Supplied data
-- begin --

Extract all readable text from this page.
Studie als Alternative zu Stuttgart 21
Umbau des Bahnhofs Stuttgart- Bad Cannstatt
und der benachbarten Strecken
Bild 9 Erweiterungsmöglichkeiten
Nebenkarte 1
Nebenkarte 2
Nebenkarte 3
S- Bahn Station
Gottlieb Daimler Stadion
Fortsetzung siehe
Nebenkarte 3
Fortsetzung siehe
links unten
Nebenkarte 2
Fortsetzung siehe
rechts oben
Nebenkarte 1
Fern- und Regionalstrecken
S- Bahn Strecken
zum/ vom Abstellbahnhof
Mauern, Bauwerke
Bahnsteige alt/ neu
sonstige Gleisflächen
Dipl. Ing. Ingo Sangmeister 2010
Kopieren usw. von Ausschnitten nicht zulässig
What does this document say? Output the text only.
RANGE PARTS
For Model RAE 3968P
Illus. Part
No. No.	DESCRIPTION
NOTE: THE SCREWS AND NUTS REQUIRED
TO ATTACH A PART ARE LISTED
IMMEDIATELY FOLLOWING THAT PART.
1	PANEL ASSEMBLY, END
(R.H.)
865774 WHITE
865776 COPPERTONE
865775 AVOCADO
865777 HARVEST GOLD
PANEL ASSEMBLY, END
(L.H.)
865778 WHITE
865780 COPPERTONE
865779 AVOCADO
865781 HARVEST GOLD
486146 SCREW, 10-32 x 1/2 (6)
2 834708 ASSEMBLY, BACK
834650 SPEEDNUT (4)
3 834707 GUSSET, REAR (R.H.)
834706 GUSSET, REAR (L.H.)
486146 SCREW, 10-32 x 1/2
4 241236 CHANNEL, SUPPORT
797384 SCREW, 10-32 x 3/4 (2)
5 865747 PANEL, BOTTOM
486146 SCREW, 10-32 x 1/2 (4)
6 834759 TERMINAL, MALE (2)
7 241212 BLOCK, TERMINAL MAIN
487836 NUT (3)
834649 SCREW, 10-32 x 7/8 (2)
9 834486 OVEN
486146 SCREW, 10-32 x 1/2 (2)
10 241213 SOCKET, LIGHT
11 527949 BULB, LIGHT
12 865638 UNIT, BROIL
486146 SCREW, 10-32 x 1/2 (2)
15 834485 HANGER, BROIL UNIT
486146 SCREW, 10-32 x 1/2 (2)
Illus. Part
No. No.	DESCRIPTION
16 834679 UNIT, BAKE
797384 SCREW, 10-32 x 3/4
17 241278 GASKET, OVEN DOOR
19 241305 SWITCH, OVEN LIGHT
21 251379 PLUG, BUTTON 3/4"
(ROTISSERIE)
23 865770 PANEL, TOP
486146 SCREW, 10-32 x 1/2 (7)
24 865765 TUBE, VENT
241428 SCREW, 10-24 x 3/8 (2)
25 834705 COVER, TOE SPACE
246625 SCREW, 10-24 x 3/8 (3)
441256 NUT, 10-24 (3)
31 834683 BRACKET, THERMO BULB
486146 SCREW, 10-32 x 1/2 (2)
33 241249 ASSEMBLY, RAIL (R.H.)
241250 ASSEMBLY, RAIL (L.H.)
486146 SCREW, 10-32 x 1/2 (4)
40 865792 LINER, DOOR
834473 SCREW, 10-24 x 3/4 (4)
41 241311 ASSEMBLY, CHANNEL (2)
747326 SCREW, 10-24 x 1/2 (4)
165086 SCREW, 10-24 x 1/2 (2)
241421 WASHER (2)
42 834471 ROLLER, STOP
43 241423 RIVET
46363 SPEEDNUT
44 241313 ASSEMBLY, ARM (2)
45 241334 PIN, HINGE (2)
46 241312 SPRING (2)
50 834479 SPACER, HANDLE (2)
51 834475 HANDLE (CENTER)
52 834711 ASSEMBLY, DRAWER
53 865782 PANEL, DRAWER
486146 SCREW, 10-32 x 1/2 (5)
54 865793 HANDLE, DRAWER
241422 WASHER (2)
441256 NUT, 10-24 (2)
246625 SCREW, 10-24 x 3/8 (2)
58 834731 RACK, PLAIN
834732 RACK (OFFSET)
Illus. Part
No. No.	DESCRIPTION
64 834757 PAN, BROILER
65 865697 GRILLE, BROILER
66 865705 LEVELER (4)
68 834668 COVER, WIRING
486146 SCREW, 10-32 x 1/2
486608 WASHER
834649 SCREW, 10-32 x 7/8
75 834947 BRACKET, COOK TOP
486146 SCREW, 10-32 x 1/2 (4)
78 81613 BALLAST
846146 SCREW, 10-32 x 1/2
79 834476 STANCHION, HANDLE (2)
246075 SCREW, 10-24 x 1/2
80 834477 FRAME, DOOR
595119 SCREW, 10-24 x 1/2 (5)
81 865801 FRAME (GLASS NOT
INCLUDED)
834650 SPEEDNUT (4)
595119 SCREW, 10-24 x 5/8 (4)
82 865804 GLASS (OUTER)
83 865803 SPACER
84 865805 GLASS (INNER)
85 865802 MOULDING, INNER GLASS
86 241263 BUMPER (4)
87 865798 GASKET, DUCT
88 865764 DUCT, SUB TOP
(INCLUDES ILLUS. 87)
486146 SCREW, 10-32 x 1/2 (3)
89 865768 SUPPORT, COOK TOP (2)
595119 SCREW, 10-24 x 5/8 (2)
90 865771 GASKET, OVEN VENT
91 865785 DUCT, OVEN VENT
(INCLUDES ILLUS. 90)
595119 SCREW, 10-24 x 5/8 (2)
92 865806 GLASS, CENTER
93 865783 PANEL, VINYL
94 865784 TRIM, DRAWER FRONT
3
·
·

-- end --

Direction
Using the data above, return each line exactly as written.

Solution for this problem
Extract all readable text from this page.
Studie als Alternative zu Stuttgart 21
Umbau des Bahnhofs Stuttgart- Bad Cannstatt
und der benachbarten Strecken
Bild 9 Erweiterungsmöglichkeiten
Nebenkarte 1
Nebenkarte 2
Nebenkarte 3
S- Bahn Station
Gottlieb Daimler Stadion
Fortsetzung siehe
Nebenkarte 3
Fortsetzung siehe
links unten
Nebenkarte 2
Fortsetzung siehe
rechts oben
Nebenkarte 1
Fern- und Regionalstrecken
S- Bahn Strecken
zum/ vom Abstellbahnhof
Mauern, Bauwerke
Bahnsteige alt/ neu
sonstige Gleisflächen
Dipl. Ing. Ingo Sangmeister 2010
Kopieren usw. von Ausschnitten nicht zulässig
What does this document say? Output the text only.
RANGE PARTS
For Model RAE 3968P
Illus. Part
No. No.	DESCRIPTION
NOTE: THE SCREWS AND NUTS REQUIRED
TO ATTACH A PART ARE LISTED
IMMEDIATELY FOLLOWING THAT PART.
1	PANEL ASSEMBLY, END
(R.H.)
865774 WHITE
865776 COPPERTONE
865775 AVOCADO
865777 HARVEST GOLD
PANEL ASSEMBLY, END
(L.H.)
865778 WHITE
865780 COPPERTONE
865779 AVOCADO
865781 HARVEST GOLD
486146 SCREW, 10-32 x 1/2 (6)
2 834708 ASSEMBLY, BACK
834650 SPEEDNUT (4)
3 834707 GUSSET, REAR (R.H.)
834706 GUSSET, REAR (L.H.)
486146 SCREW, 10-32 x 1/2
4 241236 CHANNEL, SUPPORT
797384 SCREW, 10-32 x 3/4 (2)
5 865747 PANEL, BOTTOM
486146 SCREW, 10-32 x 1/2 (4)
6 834759 TERMINAL, MALE (2)
7 241212 BLOCK, TERMINAL MAIN
487836 NUT (3)
834649 SCREW, 10-32 x 7/8 (2)
9 834486 OVEN
486146 SCREW, 10-32 x 1/2 (2)
10 241213 SOCKET, LIGHT
11 527949 BULB, LIGHT
12 865638 UNIT, BROIL
486146 SCREW, 10-32 x 1/2 (2)
15 834485 HANGER, BROIL UNIT
486146 SCREW, 10-32 x 1/2 (2)
Illus. Part
No. No.	DESCRIPTION
16 834679 UNIT, BAKE
797384 SCREW, 10-32 x 3/4
17 241278 GASKET, OVEN DOOR
19 241305 SWITCH, OVEN LIGHT
21 251379 PLUG, BUTTON 3/4"
(ROTISSERIE)
23 865770 PANEL, TOP
486146 SCREW, 10-32 x 1/2 (7)
24 865765 TUBE, VENT
241428 SCREW, 10-24 x 3/8 (2)
25 834705 COVER, TOE SPACE
246625 SCREW, 10-24 x 3/8 (3)
441256 NUT, 10-24 (3)
31 834683 BRACKET, THERMO BULB
486146 SCREW, 10-32 x 1/2 (2)
33 241249 ASSEMBLY, RAIL (R.H.)
241250 ASSEMBLY, RAIL (L.H.)
486146 SCREW, 10-32 x 1/2 (4)
40 865792 LINER, DOOR
834473 SCREW, 10-24 x 3/4 (4)
41 241311 ASSEMBLY, CHANNEL (2)
747326 SCREW, 10-24 x 1/2 (4)
165086 SCREW, 10-24 x 1/2 (2)
241421 WASHER (2)
42 834471 ROLLER, STOP
43 241423 RIVET
46363 SPEEDNUT
44 241313 ASSEMBLY, ARM (2)
45 241334 PIN, HINGE (2)
46 241312 SPRING (2)
50 834479 SPACER, HANDLE (2)
51 834475 HANDLE (CENTER)
52 834711 ASSEMBLY, DRAWER
53 865782 PANEL, DRAWER
486146 SCREW, 10-32 x 1/2 (5)
54 865793 HANDLE, DRAWER
241422 WASHER (2)
441256 NUT, 10-24 (2)
246625 SCREW, 10-24 x 3/8 (2)
58 834731 RACK, PLAIN
834732 RACK (OFFSET)
Illus. Part
No. No.	DESCRIPTION
64 834757 PAN, BROILER
65 865697 GRILLE, BROILER
66 865705 LEVELER (4)
68 834668 COVER, WIRING
486146 SCREW, 10-32 x 1/2
486608 WASHER
834649 SCREW, 10-32 x 7/8
75 834947 BRACKET, COOK TOP
486146 SCREW, 10-32 x 1/2 (4)
78 81613 BALLAST
846146 SCREW, 10-32 x 1/2
79 834476 STANCHION, HANDLE (2)
246075 SCREW, 10-24 x 1/2
80 834477 FRAME, DOOR
595119 SCREW, 10-24 x 1/2 (5)
81 865801 FRAME (GLASS NOT
INCLUDED)
834650 SPEEDNUT (4)
595119 SCREW, 10-24 x 5/8 (4)
82 865804 GLASS (OUTER)
83 865803 SPACER
84 865805 GLASS (INNER)
85 865802 MOULDING, INNER GLASS
86 241263 BUMPER (4)
87 865798 GASKET, DUCT
88 865764 DUCT, SUB TOP
(INCLUDES ILLUS. 87)
486146 SCREW, 10-32 x 1/2 (3)
89 865768 SUPPORT, COOK TOP (2)
595119 SCREW, 10-24 x 5/8 (2)
90 865771 GASKET, OVEN VENT
91 865785 DUCT, OVEN VENT
(INCLUDES ILLUS. 90)
595119 SCREW, 10-24 x 5/8 (2)
92 865806 GLASS, CENTER
93 865783 PANEL, VINYL
94 865784 TRIM, DRAWER FRONT
3
·
·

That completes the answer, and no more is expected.